- **Task objective**
Pick out the lines below that include the string "leaves".

- **Records to process**

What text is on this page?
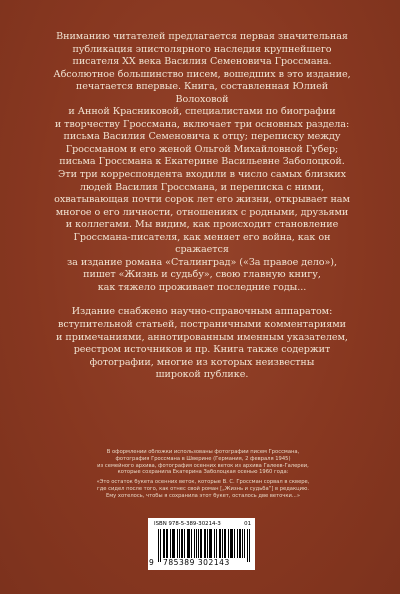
Вниманию читателей предлагается первая значительная
публикация эпистолярного наследия крупнейшего
писателя XX века Василия Семеновича Гроссмана.
Абсолютное большинство писем, вошедших в это издание,
печатается впервые. Книга, составленная Юлией Волоховой
и Анной Красниковой, специалистами по биографии
и творчеству Гроссмана, включает три основных раздела:
письма Василия Семеновича к отцу; переписку между
Гроссманом и его женой Ольгой Михайловной Губер;
письма Гроссмана к Екатерине Васильевне Заболоцкой.
Эти три корреспондента входили в число самых близких
людей Василия Гроссмана, и переписка с ними,
охватывающая почти сорок лет его жизни, открывает нам
многое о его личности, отношениях с родными, друзьями
и коллегами. Мы видим, как происходит становление
Гроссмана-писателя, как меняет его война, как он сражается
за издание романа «Сталинград» («За правое дело»),
пишет «Жизнь и судьбу», свою главную книгу,
как тяжело проживает последние годы...

Издание снабжено научно-справочным аппаратом:
вступительной статьей, постраничными комментариями
и примечаниями, аннотированным именным указателем,
реестром источников и пр. Книга также содержит
фотографии, многие из которых неизвестны
широкой публике.

В оформлении обложки использованы фотографии писем Гроссмана,
фотография Гроссмана в Шверине (Германия, 2 февраля 1945)
из семейного архива, фотография осенних веток из архива Галеев-Галереи,
которые сохранила Екатерина Заболоцкая осенью 1960 года:

«Это остаток букета осенних веток, которые В. С. Гроссман сорвал в сквере,
где сидел после того, как отнес свой роман [„Жизнь и судьба“] в редакцию.
Ему хотелось, чтобы я сохранила этот букет, осталось две веточки...»

ISBN 978-5-389-30214-3	01
9 785389 302143
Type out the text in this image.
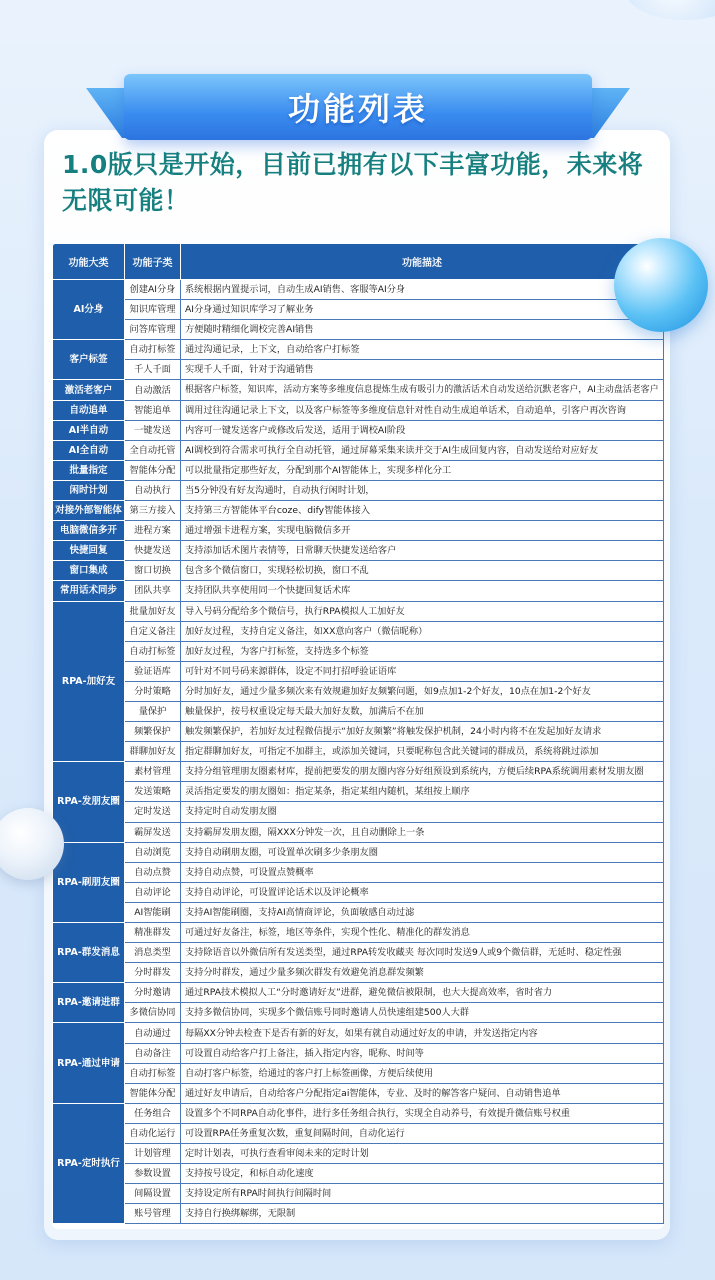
功能列表
1.0版只是开始，目前已拥有以下丰富功能，未来将无限可能！
功能大类	功能子类	功能描述
AI分身	创建AI分身	系统根据内置提示词，自动生成AI销售、客服等AI分身
	知识库管理	AI分身通过知识库学习了解业务
	问答库管理	方便随时精细化调校完善AI销售
客户标签	自动打标签	通过沟通记录，上下文，自动给客户打标签
	千人千面	实现千人千面，针对于沟通销售
激活老客户	自动激活	根据客户标签，知识库，活动方案等多维度信息提炼生成有吸引力的激活话术自动发送给沉默老客户，AI主动盘活老客户
自动追单	智能追单	调用过往沟通记录上下文，以及客户标签等多维度信息针对性自动生成追单话术，自动追单，引客户再次咨询
AI半自动	一键发送	内容可一键发送客户或修改后发送，适用于调校AI阶段
AI全自动	全自动托管	AI调校到符合需求可执行全自动托管，通过屏幕采集来读并交于AI生成回复内容，自动发送给对应好友
批量指定	智能体分配	可以批量指定那些好友，分配到那个AI智能体上，实现多样化分工
闲时计划	自动执行	当5分钟没有好友沟通时，自动执行闲时计划，
对接外部智能体	第三方接入	支持第三方智能体平台coze、dify智能体接入
电脑微信多开	进程方案	通过增强卡进程方案，实现电脑微信多开
快捷回复	快捷发送	支持添加话术图片表情等，日常聊天快捷发送给客户
窗口集成	窗口切换	包含多个微信窗口，实现轻松切换，窗口不乱
常用话术同步	团队共享	支持团队共享使用同一个快捷回复话术库
RPA-加好友	批量加好友	导入号码分配给多个微信号，执行RPA模拟人工加好友
	自定义备注	加好友过程，支持自定义备注，如XX意向客户（微信昵称）
	自动打标签	加好友过程，为客户打标签，支持选多个标签
	验证语库	可针对不同号码来源群体，设定不同打招呼验证语库
	分时策略	分时加好友，通过少量多频次来有效规避加好友频繁问题，如9点加1-2个好友，10点在加1-2个好友
	量保护	触量保护，按号权重设定每天最大加好友数，加满后不在加
	频繁保护	触发频繁保护，若加好友过程微信提示“加好友频繁”将触发保护机制，24小时内将不在发起加好友请求
	群聊加好友	指定群聊加好友，可指定不加群主，或添加关键词，只要昵称包含此关键词的群成员，系统将跳过添加
RPA-发朋友圈	素材管理	支持分组管理朋友圈素材库，提前把要发的朋友圈内容分好组预设到系统内，方便后续RPA系统调用素材发朋友圈
	发送策略	灵活指定要发的朋友圈如：指定某条，指定某组内随机，某组按上顺序
	定时发送	支持定时自动发朋友圈
	霸屏发送	支持霸屏发朋友圈，隔XXX分钟发一次，且自动删除上一条
RPA-刷朋友圈	自动浏览	支持自动刷朋友圈，可设置单次刷多少条朋友圈
	自动点赞	支持自动点赞，可设置点赞概率
	自动评论	支持自动评论，可设置评论话术以及评论概率
	AI智能刷	支持AI智能刷圈，支持AI高情商评论，负面敏感自动过滤
RPA-群发消息	精准群发	可通过好友备注，标签，地区等条件，实现个性化、精准化的群发消息
	消息类型	支持除语音以外微信所有发送类型，通过RPA转发收藏夹 每次同时发送9人或9个微信群，无延时、稳定性强
	分时群发	支持分时群发，通过少量多频次群发有效避免消息群发频繁
RPA-邀请进群	分时邀请	通过RPA技术模拟人工“分时邀请好友”进群，避免微信被限制，也大大提高效率，省时省力
	多微信协同	支持多微信协同，实现多个微信账号同时邀请人员快速组建500人大群
RPA-通过申请	自动通过	每隔XX分钟去检查下是否有新的好友，如果有就自动通过好友的申请，并发送指定内容
	自动备注	可设置自动给客户打上备注，插入指定内容，昵称、时间等
	自动打标签	自动打客户标签，给通过的客户打上标签画像，方便后续使用
	智能体分配	通过好友申请后，自动给客户分配指定ai智能体，专业、及时的解答客户疑问、自动销售追单
RPA-定时执行	任务组合	设置多个不同RPA自动化事件，进行多任务组合执行，实现全自动养号，有效提升微信账号权重
	自动化运行	可设置RPA任务重复次数，重复间隔时间，自动化运行
	计划管理	定时计划表，可执行查看审阅未来的定时计划
	参数设置	支持按号设定，和标自动化速度
	间隔设置	支持设定所有RPA时间执行间隔时间
	账号管理	支持自行换绑解绑，无限制
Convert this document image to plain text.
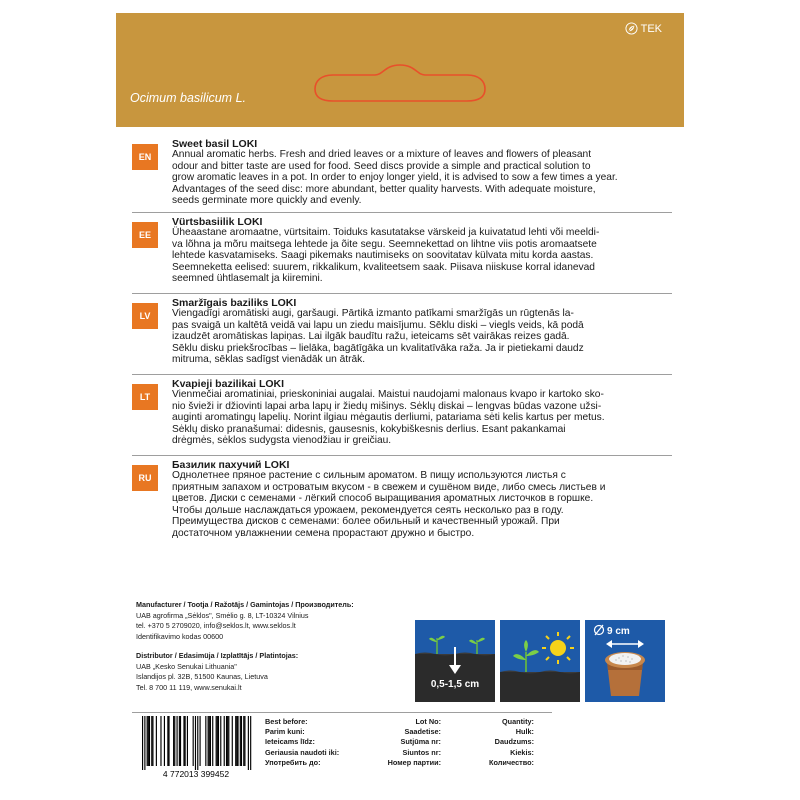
TEK
Ocimum basilicum L.
EN
Sweet basil LOKI
Annual aromatic herbs. Fresh and dried leaves or a mixture of leaves and flowers of pleasant
odour and bitter taste are used for food. Seed discs provide a simple and practical solution to
grow aromatic leaves in a pot. In order to enjoy longer yield, it is advised to sow a few times a year.
Advantages of the seed disc: more abundant, better quality harvests. With adequate moisture,
seeds germinate more quickly and evenly.
EE
Vürtsbasiilik LOKI
Üheaastane aromaatne, vürtsitaim. Toiduks kasutatakse värskeid ja kuivatatud lehti või meeldi-
va lõhna ja mõru maitsega lehtede ja õite segu. Seemnekettad on lihtne viis potis aromaatsete
lehtede kasvatamiseks. Saagi pikemaks nautimiseks on soovitatav külvata mitu korda aastas.
Seemneketta eelised: suurem, rikkalikum, kvaliteetsem saak. Piisava niiskuse korral idanevad
seemned ühtlasemalt ja kiiremini.
LV
Smaržīgais baziliks LOKI
Viengadīgi aromātiski augi, garšaugi. Pārtikā izmanto patīkami smaržīgās un rūgtenās la-
pas svaigā un kaltētā veidā vai lapu un ziedu maisījumu. Sēklu diski – viegls veids, kā podā
izaudzēt aromātiskas lapiņas. Lai ilgāk baudītu ražu, ieteicams sēt vairākas reizes gadā.
Sēklu disku priekšrocības – lielāka, bagātīgāka un kvalitatīvāka raža. Ja ir pietiekami daudz
mitruma, sēklas sadīgst vienādāk un ātrāk.
LT
Kvapieji bazilikai LOKI
Vienmečiai aromatiniai, prieskoniniai augalai. Maistui naudojami malonaus kvapo ir kartoko sko-
nio švieži ir džiovinti lapai arba lapų ir žiedų mišinys. Sėklų diskai – lengvas būdas vazone užsi-
auginti aromatingų lapelių. Norint ilgiau mėgautis derliumi, patariama sėti kelis kartus per metus.
Sėklų disko pranašumai: didesnis, gausesnis, kokybiškesnis derlius. Esant pakankamai
drėgmės, sėklos sudygsta vienodžiau ir greičiau.
RU
Базилик пахучий LOKI
Однолетнее пряное растение с сильным ароматом. В пищу используются листья с
приятным запахом и островатым вкусом - в свежем и сушёном виде, либо смесь листьев и
цветов. Диски с семенами - лёгкий способ выращивания ароматных листочков в горшке.
Чтобы дольше наслаждаться урожаем, рекомендуется сеять несколько раз в году.
Преимущества дисков с семенами: более обильный и качественный урожай. При
достаточном увлажнении семена прорастают дружно и быстро.
Manufacturer / Tootja / Ražotājs / Gamintojas / Производитель:
UAB agrofirma „Sėklos", Smėlio g. 8, LT-10324 Vilnius
tel. +370 5 2709020, info@seklos.lt, www.seklos.lt
Identifikavimo kodas 00600
Distributor / Edasimüja / Izplatītājs / Platintojas:
UAB „Kesko Senukai Lithuania"
Islandijos pl. 32B, 51500 Kaunas, Lietuva
Tel. 8 700 11 119, www.senukai.lt	0,5-1,5 cm
9 cm
4 772013 399452
Best before:
Parim kuni:
Ieteicams līdz:
Geriausia naudoti iki:
Употребить до:
Lot No:
Saadetise:
Sutjūma nr:
Siuntos nr:
Номер партии:
Quantity:
Hulk:
Daudzums:
Kiekis:
Количество:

- **Result of the task**
Annual aromatic herbs. Fresh and dried leaves or a mixture of leaves and flowers of pleasant
grow aromatic leaves in a pot. In order to enjoy longer yield, it is advised to sow a few times a year.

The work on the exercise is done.